Source records:
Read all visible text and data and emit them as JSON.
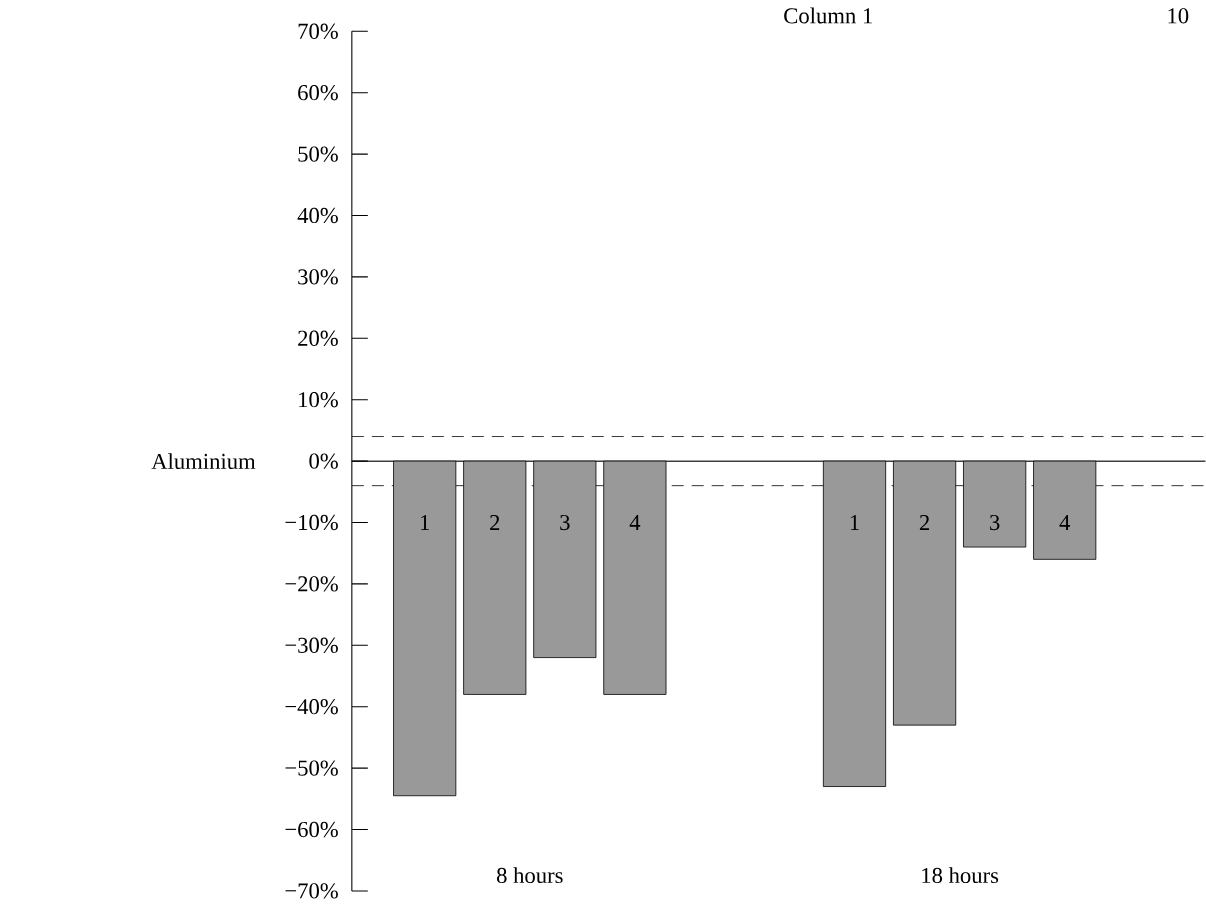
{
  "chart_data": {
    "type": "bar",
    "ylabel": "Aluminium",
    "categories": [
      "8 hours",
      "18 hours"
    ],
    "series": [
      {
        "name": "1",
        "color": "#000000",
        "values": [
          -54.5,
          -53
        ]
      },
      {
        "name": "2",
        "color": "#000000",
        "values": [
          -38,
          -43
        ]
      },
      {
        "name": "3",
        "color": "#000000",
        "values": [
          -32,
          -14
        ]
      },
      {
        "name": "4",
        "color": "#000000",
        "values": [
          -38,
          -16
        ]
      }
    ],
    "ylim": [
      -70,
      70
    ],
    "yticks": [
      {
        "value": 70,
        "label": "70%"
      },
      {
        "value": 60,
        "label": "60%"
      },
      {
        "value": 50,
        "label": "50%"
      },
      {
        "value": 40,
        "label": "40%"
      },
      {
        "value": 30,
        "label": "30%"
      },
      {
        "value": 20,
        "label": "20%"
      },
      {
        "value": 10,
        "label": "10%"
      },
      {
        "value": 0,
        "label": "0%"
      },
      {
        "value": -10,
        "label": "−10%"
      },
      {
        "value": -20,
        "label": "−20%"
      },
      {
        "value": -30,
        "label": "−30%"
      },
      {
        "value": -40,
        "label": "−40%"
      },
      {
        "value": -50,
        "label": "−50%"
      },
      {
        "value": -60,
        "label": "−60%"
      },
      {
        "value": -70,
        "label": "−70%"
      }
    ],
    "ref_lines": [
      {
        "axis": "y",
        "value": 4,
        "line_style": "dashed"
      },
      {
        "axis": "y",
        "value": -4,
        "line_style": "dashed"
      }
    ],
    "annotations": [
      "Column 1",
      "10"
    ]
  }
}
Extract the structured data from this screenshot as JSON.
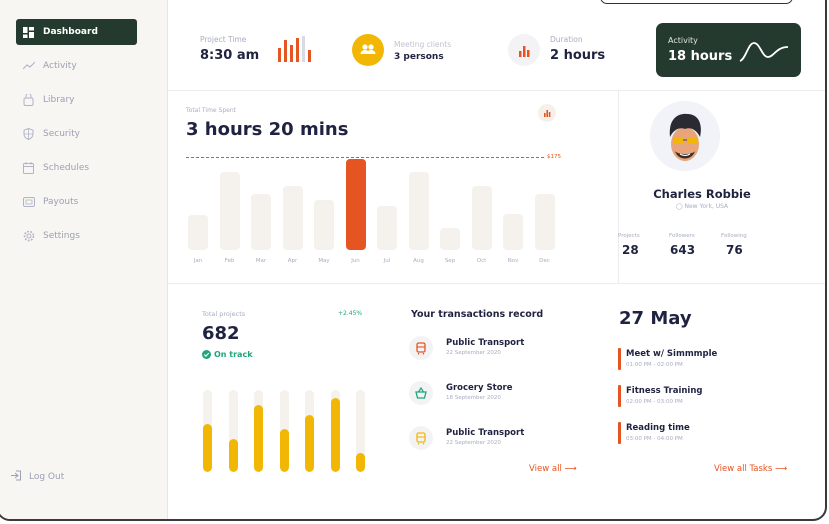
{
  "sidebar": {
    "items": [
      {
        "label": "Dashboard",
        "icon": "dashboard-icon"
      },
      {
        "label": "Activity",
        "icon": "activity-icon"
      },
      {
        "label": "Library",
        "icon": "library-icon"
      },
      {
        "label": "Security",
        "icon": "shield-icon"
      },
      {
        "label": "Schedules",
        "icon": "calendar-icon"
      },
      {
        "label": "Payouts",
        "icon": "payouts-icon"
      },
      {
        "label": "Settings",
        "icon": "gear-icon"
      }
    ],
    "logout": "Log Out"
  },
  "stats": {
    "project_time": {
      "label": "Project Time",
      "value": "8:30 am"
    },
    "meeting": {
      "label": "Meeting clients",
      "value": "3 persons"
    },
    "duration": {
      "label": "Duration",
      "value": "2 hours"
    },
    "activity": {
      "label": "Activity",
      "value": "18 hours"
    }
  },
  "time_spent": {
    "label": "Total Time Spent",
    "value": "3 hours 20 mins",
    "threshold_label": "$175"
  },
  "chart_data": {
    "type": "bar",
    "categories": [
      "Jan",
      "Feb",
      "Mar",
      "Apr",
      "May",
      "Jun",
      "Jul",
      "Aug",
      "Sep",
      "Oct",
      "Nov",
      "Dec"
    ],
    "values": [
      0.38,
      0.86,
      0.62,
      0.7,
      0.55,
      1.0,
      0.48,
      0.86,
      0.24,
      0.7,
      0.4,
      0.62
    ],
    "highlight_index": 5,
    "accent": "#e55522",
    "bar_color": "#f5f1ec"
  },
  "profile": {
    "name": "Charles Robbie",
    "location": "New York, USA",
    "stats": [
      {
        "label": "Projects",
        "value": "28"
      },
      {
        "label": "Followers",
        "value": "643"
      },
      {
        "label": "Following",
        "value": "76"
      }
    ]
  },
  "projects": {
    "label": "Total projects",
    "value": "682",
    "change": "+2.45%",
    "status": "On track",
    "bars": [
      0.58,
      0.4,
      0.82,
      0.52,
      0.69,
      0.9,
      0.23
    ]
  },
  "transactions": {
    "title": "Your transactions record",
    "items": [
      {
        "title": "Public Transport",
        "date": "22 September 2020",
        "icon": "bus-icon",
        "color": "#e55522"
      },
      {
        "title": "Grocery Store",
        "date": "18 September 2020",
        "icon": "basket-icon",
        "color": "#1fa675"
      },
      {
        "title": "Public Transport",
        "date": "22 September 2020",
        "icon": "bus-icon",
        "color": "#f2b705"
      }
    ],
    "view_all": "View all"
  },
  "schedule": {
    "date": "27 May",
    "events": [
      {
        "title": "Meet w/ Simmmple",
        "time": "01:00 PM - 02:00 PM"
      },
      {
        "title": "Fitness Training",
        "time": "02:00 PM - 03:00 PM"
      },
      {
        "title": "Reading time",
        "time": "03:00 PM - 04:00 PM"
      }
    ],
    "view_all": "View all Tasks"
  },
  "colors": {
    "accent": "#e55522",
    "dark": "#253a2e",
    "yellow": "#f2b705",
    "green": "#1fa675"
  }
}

Set problem: Print out the whole of the material word for word, without pictures.

Exercise response:
Read all visible text and data and emit them as JSON.
{
  "chart_data": {
    "type": "bar",
    "ylabel": "Aluminium",
    "categories": [
      "8 hours",
      "18 hours"
    ],
    "series": [
      {
        "name": "1",
        "color": "#000000",
        "values": [
          -54.5,
          -53
        ]
      },
      {
        "name": "2",
        "color": "#000000",
        "values": [
          -38,
          -43
        ]
      },
      {
        "name": "3",
        "color": "#000000",
        "values": [
          -32,
          -14
        ]
      },
      {
        "name": "4",
        "color": "#000000",
        "values": [
          -38,
          -16
        ]
      }
    ],
    "ylim": [
      -70,
      70
    ],
    "yticks": [
      {
        "value": 70,
        "label": "70%"
      },
      {
        "value": 60,
        "label": "60%"
      },
      {
        "value": 50,
        "label": "50%"
      },
      {
        "value": 40,
        "label": "40%"
      },
      {
        "value": 30,
        "label": "30%"
      },
      {
        "value": 20,
        "label": "20%"
      },
      {
        "value": 10,
        "label": "10%"
      },
      {
        "value": 0,
        "label": "0%"
      },
      {
        "value": -10,
        "label": "−10%"
      },
      {
        "value": -20,
        "label": "−20%"
      },
      {
        "value": -30,
        "label": "−30%"
      },
      {
        "value": -40,
        "label": "−40%"
      },
      {
        "value": -50,
        "label": "−50%"
      },
      {
        "value": -60,
        "label": "−60%"
      },
      {
        "value": -70,
        "label": "−70%"
      }
    ],
    "ref_lines": [
      {
        "axis": "y",
        "value": 4,
        "line_style": "dashed"
      },
      {
        "axis": "y",
        "value": -4,
        "line_style": "dashed"
      }
    ],
    "annotations": [
      "Column 1",
      "10"
    ]
  }
}
Extract the structured data from this screenshot as JSON.
{
  "sidebar": {
    "items": [
      {
        "label": "Dashboard",
        "icon": "dashboard-icon"
      },
      {
        "label": "Activity",
        "icon": "activity-icon"
      },
      {
        "label": "Library",
        "icon": "library-icon"
      },
      {
        "label": "Security",
        "icon": "shield-icon"
      },
      {
        "label": "Schedules",
        "icon": "calendar-icon"
      },
      {
        "label": "Payouts",
        "icon": "payouts-icon"
      },
      {
        "label": "Settings",
        "icon": "gear-icon"
      }
    ],
    "logout": "Log Out"
  },
  "stats": {
    "project_time": {
      "label": "Project Time",
      "value": "8:30 am"
    },
    "meeting": {
      "label": "Meeting clients",
      "value": "3 persons"
    },
    "duration": {
      "label": "Duration",
      "value": "2 hours"
    },
    "activity": {
      "label": "Activity",
      "value": "18 hours"
    }
  },
  "time_spent": {
    "label": "Total Time Spent",
    "value": "3 hours 20 mins",
    "threshold_label": "$175"
  },
  "chart_data": {
    "type": "bar",
    "categories": [
      "Jan",
      "Feb",
      "Mar",
      "Apr",
      "May",
      "Jun",
      "Jul",
      "Aug",
      "Sep",
      "Oct",
      "Nov",
      "Dec"
    ],
    "values": [
      0.38,
      0.86,
      0.62,
      0.7,
      0.55,
      1.0,
      0.48,
      0.86,
      0.24,
      0.7,
      0.4,
      0.62
    ],
    "highlight_index": 5,
    "accent": "#e55522",
    "bar_color": "#f5f1ec"
  },
  "profile": {
    "name": "Charles Robbie",
    "location": "New York, USA",
    "stats": [
      {
        "label": "Projects",
        "value": "28"
      },
      {
        "label": "Followers",
        "value": "643"
      },
      {
        "label": "Following",
        "value": "76"
      }
    ]
  },
  "projects": {
    "label": "Total projects",
    "value": "682",
    "change": "+2.45%",
    "status": "On track",
    "bars": [
      0.58,
      0.4,
      0.82,
      0.52,
      0.69,
      0.9,
      0.23
    ]
  },
  "transactions": {
    "title": "Your transactions record",
    "items": [
      {
        "title": "Public Transport",
        "date": "22 September 2020",
        "icon": "bus-icon",
        "color": "#e55522"
      },
      {
        "title": "Grocery Store",
        "date": "18 September 2020",
        "icon": "basket-icon",
        "color": "#1fa675"
      },
      {
        "title": "Public Transport",
        "date": "22 September 2020",
        "icon": "bus-icon",
        "color": "#f2b705"
      }
    ],
    "view_all": "View all"
  },
  "schedule": {
    "date": "27 May",
    "events": [
      {
        "title": "Meet w/ Simmmple",
        "time": "01:00 PM - 02:00 PM"
      },
      {
        "title": "Fitness Training",
        "time": "02:00 PM - 03:00 PM"
      },
      {
        "title": "Reading time",
        "time": "03:00 PM - 04:00 PM"
      }
    ],
    "view_all": "View all Tasks"
  },
  "colors": {
    "accent": "#e55522",
    "dark": "#253a2e",
    "yellow": "#f2b705",
    "green": "#1fa675"
  }
}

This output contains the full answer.